Lines holding the string "Those" are the ones to copy; find them all in the data.

[BEGIN DATA LINES]

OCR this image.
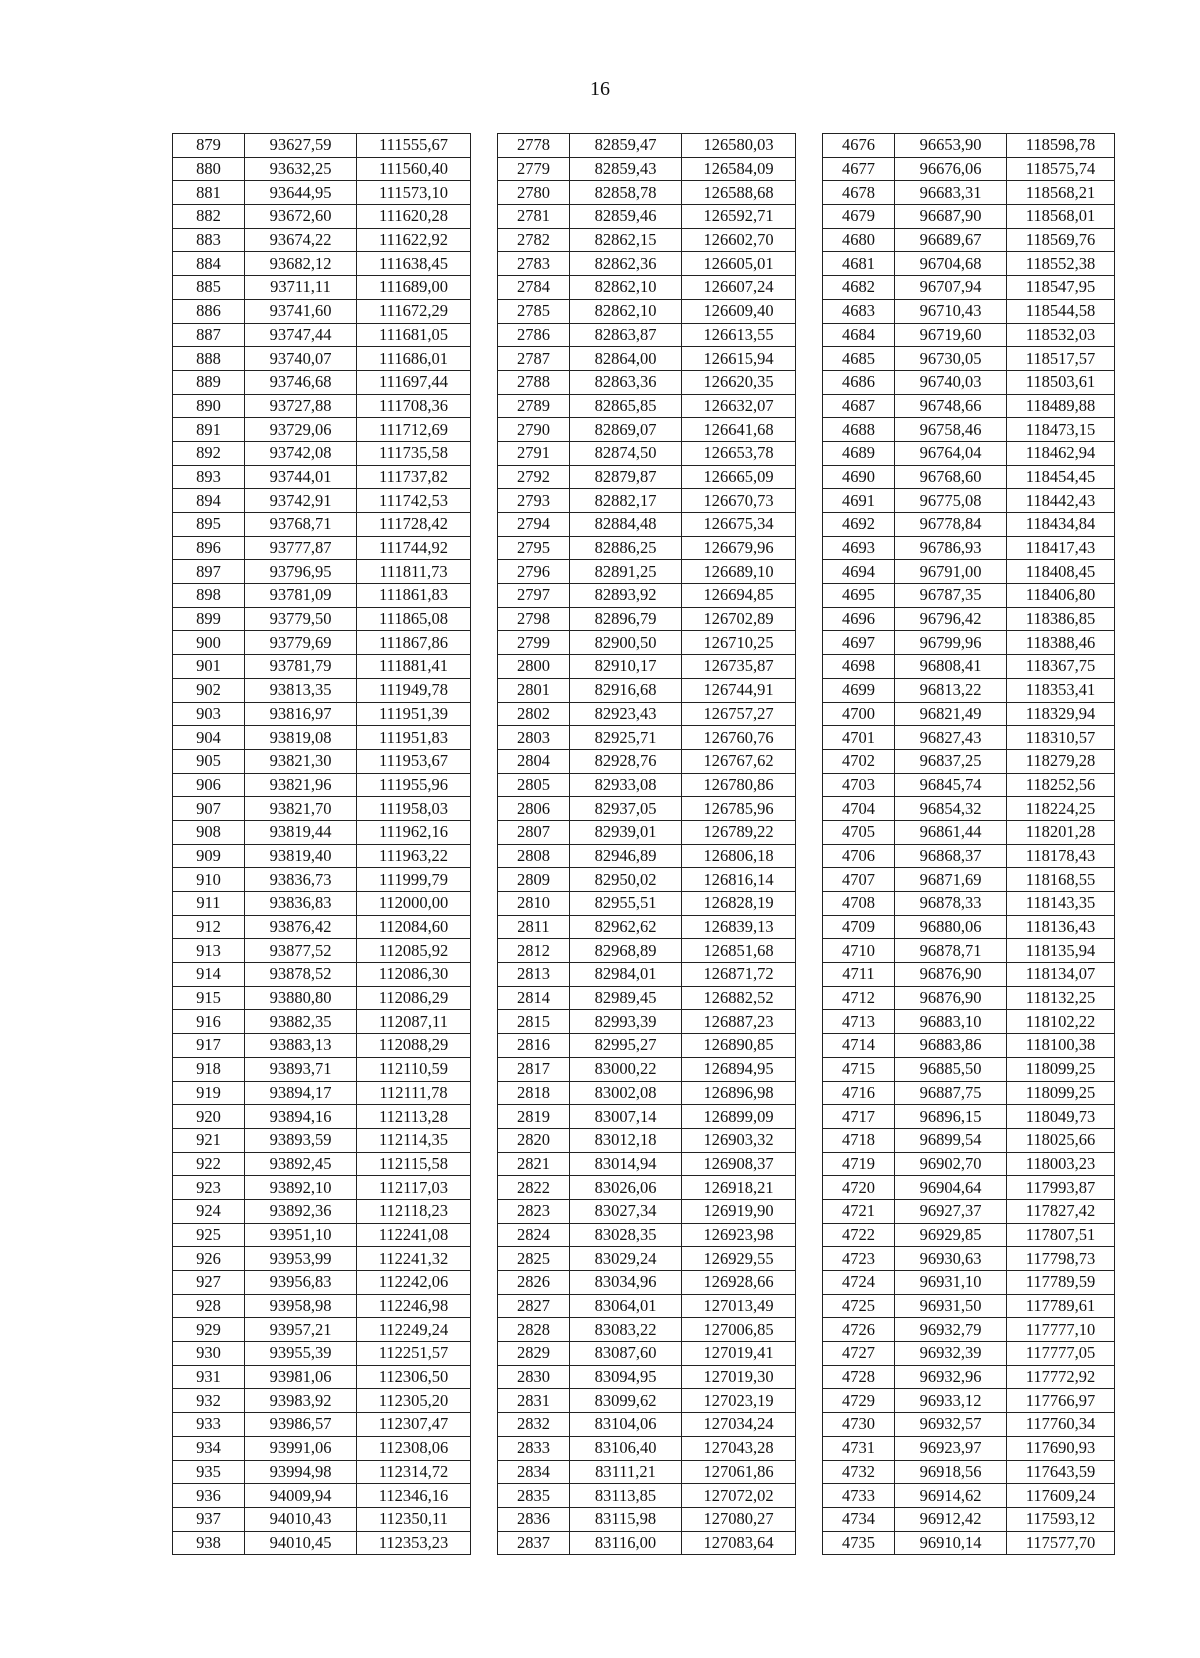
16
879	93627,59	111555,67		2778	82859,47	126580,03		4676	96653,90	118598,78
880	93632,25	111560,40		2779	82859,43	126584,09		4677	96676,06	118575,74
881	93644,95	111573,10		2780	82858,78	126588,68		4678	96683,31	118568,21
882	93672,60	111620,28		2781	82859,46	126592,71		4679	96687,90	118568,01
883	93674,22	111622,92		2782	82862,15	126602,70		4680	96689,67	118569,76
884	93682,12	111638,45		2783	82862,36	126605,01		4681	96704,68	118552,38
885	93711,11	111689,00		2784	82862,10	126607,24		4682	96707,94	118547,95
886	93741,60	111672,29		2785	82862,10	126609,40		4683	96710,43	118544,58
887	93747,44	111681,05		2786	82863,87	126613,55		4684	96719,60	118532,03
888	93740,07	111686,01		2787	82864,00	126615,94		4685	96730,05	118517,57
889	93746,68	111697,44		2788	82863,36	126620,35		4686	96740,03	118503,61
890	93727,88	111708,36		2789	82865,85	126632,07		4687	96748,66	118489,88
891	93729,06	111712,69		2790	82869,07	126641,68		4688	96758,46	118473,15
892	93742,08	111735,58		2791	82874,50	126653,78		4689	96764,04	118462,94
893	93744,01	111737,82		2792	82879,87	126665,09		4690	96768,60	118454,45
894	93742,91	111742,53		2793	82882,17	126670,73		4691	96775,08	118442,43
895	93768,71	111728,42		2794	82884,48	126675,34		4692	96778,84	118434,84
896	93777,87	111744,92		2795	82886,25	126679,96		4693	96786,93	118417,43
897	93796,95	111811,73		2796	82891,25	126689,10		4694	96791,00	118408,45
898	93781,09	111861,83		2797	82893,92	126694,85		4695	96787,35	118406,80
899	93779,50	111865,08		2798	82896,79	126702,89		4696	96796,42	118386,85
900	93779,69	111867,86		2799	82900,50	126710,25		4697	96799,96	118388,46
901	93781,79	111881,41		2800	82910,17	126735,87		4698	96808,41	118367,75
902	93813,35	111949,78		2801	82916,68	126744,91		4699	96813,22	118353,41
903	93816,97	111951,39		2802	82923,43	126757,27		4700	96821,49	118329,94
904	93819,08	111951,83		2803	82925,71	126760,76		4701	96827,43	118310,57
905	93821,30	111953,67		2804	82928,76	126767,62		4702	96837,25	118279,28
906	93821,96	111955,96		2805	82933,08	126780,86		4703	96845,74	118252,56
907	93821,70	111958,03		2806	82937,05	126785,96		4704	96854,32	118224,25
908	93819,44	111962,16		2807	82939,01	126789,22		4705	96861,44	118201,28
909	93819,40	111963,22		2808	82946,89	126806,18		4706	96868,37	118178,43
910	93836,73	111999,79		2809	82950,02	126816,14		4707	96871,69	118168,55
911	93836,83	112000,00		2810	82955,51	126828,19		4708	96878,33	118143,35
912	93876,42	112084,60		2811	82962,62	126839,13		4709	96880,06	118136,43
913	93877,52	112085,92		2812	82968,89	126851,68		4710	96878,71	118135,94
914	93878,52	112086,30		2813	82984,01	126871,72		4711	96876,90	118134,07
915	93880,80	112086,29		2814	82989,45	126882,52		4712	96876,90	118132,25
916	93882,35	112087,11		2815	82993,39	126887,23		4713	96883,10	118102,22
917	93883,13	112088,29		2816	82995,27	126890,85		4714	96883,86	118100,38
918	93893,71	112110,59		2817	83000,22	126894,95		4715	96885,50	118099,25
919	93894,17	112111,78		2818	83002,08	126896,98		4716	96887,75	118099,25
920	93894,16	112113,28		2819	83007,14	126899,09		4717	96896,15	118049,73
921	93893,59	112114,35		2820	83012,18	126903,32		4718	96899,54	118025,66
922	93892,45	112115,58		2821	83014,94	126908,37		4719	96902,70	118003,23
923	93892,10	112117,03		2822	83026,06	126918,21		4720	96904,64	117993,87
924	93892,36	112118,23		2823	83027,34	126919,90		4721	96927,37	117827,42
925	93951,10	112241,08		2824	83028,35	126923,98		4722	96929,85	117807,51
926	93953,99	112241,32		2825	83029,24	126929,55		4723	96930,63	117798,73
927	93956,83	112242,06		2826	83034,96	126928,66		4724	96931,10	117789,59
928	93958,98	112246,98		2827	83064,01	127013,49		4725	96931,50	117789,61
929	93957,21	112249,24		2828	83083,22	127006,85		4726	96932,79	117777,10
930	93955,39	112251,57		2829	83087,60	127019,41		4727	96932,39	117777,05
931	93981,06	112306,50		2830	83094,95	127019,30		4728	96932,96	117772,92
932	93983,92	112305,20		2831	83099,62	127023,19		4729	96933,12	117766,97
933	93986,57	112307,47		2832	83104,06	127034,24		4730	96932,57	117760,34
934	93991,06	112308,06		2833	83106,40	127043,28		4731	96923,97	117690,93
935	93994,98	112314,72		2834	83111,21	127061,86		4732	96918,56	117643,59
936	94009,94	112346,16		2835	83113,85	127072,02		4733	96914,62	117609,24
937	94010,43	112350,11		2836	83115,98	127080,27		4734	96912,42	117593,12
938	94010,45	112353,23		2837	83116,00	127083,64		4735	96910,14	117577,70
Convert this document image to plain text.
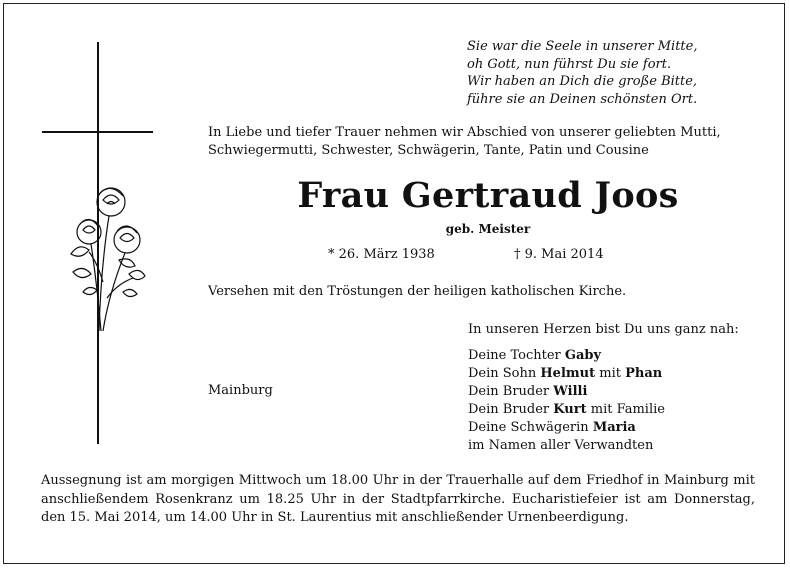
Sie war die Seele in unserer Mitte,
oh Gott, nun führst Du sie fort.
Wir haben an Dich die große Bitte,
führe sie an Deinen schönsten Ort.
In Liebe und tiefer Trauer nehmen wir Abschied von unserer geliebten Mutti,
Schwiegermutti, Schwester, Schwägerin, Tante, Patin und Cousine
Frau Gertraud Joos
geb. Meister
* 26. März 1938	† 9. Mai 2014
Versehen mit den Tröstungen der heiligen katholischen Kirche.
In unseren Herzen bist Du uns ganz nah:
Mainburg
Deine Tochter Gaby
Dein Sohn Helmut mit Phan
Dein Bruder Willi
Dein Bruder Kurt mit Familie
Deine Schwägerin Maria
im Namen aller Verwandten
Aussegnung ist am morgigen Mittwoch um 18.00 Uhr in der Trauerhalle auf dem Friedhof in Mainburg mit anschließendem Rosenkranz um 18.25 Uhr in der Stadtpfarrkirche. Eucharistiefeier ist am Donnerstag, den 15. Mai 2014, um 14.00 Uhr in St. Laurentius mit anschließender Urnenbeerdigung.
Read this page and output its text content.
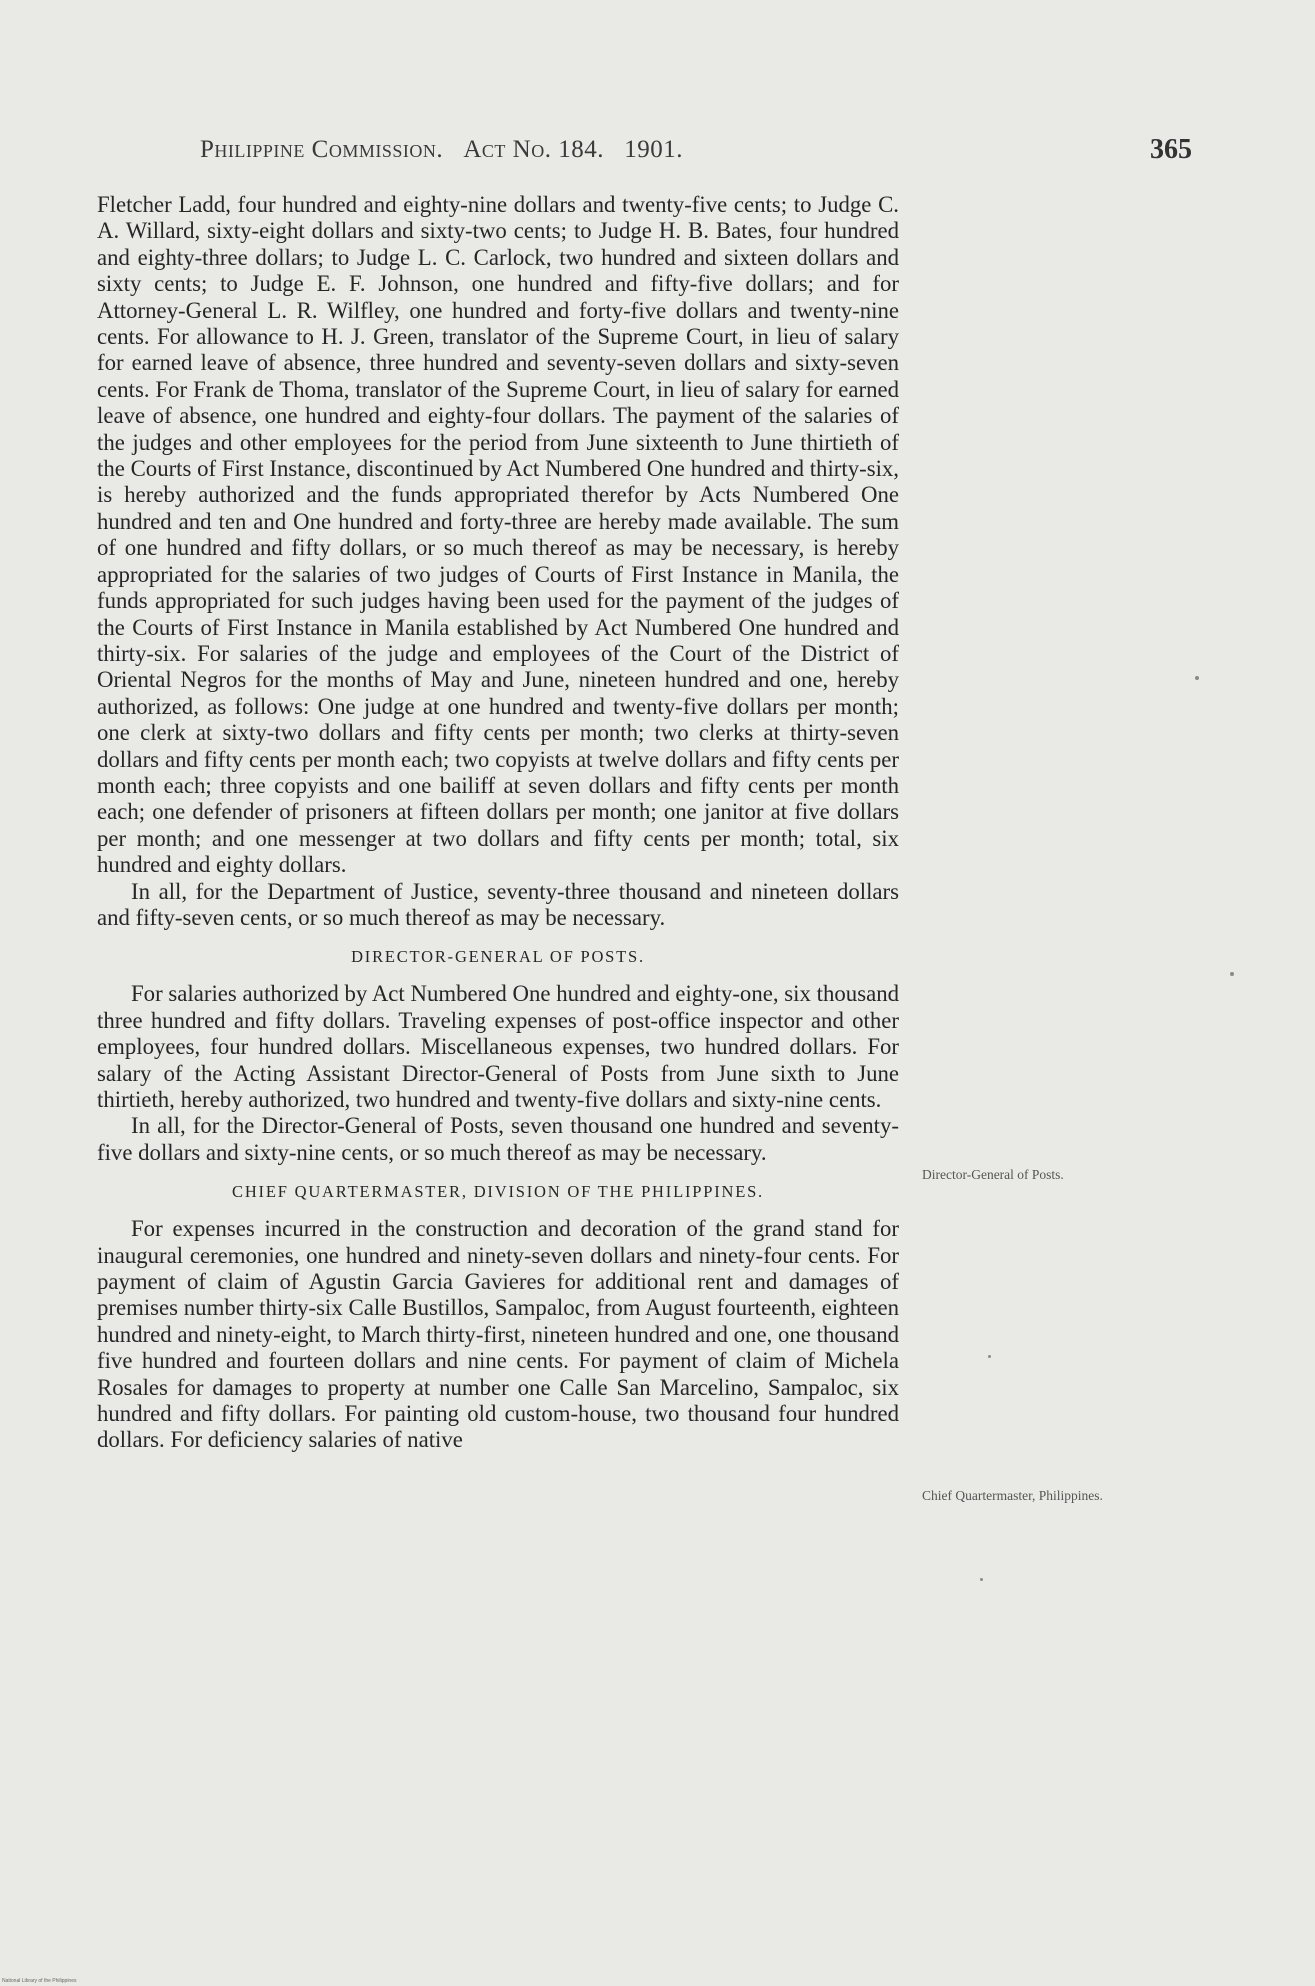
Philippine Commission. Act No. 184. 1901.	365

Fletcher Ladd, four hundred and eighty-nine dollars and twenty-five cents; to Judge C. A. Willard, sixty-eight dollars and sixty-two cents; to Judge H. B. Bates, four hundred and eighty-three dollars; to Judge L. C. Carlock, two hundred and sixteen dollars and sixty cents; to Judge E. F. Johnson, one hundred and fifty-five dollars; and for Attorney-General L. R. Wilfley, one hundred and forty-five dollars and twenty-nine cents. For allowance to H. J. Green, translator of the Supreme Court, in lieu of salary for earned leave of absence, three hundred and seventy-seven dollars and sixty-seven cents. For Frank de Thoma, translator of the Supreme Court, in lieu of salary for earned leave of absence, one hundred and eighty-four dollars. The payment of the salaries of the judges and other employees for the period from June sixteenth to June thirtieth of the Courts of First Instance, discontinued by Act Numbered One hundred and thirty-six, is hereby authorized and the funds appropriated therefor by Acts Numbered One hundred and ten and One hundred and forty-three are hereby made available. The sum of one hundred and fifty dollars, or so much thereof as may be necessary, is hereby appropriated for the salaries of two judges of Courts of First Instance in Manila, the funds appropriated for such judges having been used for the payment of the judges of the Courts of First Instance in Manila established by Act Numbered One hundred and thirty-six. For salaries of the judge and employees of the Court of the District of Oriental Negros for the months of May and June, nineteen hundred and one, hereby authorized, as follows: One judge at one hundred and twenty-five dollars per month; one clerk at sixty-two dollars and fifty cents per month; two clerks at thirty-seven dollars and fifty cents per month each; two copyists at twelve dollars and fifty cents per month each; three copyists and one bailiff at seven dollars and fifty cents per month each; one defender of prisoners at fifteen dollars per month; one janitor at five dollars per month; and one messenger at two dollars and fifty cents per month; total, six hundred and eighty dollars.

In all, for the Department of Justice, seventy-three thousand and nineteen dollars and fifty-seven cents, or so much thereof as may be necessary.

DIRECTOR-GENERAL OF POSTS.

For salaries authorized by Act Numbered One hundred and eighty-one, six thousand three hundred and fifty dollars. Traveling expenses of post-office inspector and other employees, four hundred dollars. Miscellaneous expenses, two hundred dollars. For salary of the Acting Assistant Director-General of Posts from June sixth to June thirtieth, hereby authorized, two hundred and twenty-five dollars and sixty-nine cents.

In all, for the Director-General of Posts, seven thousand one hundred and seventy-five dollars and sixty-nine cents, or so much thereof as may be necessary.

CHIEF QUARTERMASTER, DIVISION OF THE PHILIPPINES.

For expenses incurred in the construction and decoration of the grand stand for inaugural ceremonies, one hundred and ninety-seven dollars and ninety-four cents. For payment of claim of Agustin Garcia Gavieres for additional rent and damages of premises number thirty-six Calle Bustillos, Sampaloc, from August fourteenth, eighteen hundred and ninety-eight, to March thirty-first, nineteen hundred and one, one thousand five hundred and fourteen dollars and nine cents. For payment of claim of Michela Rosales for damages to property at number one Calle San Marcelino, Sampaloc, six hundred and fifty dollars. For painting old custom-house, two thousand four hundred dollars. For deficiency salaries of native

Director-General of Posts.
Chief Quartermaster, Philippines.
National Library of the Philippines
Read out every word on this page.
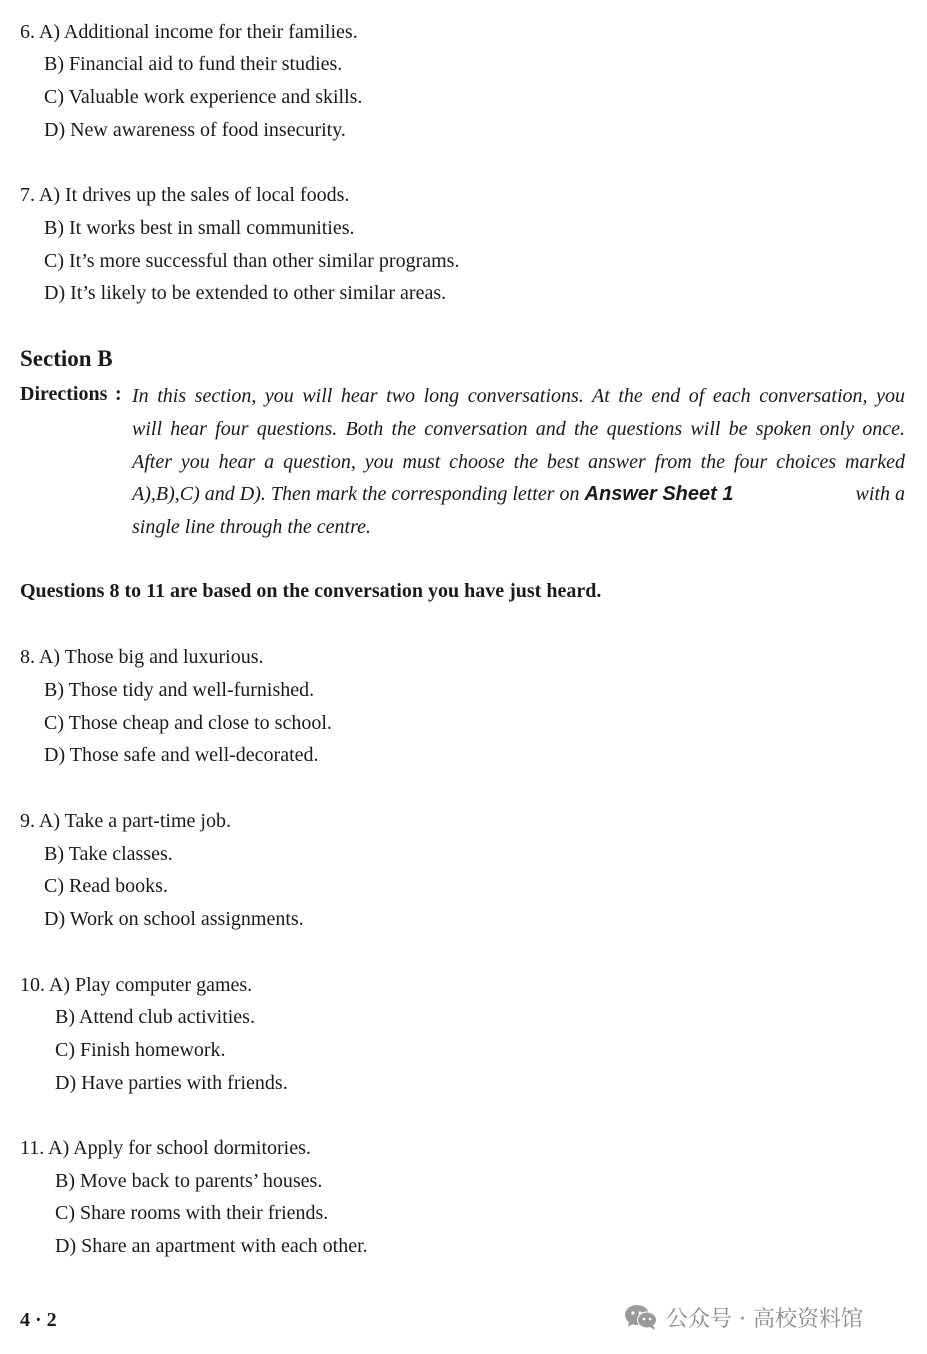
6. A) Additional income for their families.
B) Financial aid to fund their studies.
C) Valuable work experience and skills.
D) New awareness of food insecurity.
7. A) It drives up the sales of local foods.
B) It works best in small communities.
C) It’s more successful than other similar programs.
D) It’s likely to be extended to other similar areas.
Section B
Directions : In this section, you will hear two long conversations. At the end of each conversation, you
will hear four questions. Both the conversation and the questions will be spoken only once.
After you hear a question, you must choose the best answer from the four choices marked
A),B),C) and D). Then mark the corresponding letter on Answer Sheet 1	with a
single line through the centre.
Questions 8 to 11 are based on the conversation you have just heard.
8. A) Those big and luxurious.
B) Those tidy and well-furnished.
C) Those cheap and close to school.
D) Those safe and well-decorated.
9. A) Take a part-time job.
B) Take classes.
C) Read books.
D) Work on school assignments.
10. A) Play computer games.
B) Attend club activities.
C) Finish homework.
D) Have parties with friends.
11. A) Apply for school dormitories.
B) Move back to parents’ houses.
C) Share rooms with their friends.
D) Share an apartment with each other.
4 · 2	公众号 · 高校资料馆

[END DATA LINES]

• RESULT FOR THIS EXERCISE:
8. A) Those big and luxurious.
B) Those tidy and well-furnished.
C) Those cheap and close to school.
D) Those safe and well-decorated.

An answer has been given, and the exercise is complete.